● **Instructions for the task**
Which lines hold the string "Global"? Copy every one of them.

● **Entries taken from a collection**

***

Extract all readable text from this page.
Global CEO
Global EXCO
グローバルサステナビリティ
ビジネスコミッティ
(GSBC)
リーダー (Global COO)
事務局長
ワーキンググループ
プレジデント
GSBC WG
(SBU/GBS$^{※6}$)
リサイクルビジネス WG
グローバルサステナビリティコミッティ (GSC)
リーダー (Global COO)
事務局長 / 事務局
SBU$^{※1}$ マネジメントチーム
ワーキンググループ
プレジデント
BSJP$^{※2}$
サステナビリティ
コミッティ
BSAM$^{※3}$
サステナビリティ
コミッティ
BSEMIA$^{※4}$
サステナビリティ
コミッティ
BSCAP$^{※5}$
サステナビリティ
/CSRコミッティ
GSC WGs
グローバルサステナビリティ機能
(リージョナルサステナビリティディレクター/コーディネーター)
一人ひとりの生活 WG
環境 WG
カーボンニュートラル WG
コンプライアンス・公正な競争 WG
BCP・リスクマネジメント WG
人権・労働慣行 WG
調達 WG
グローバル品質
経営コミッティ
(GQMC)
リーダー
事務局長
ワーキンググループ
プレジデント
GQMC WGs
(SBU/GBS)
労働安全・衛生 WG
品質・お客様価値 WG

***

● **Solution below**
Global CEO
Global EXCO
リーダー (Global COO)
リーダー (Global COO)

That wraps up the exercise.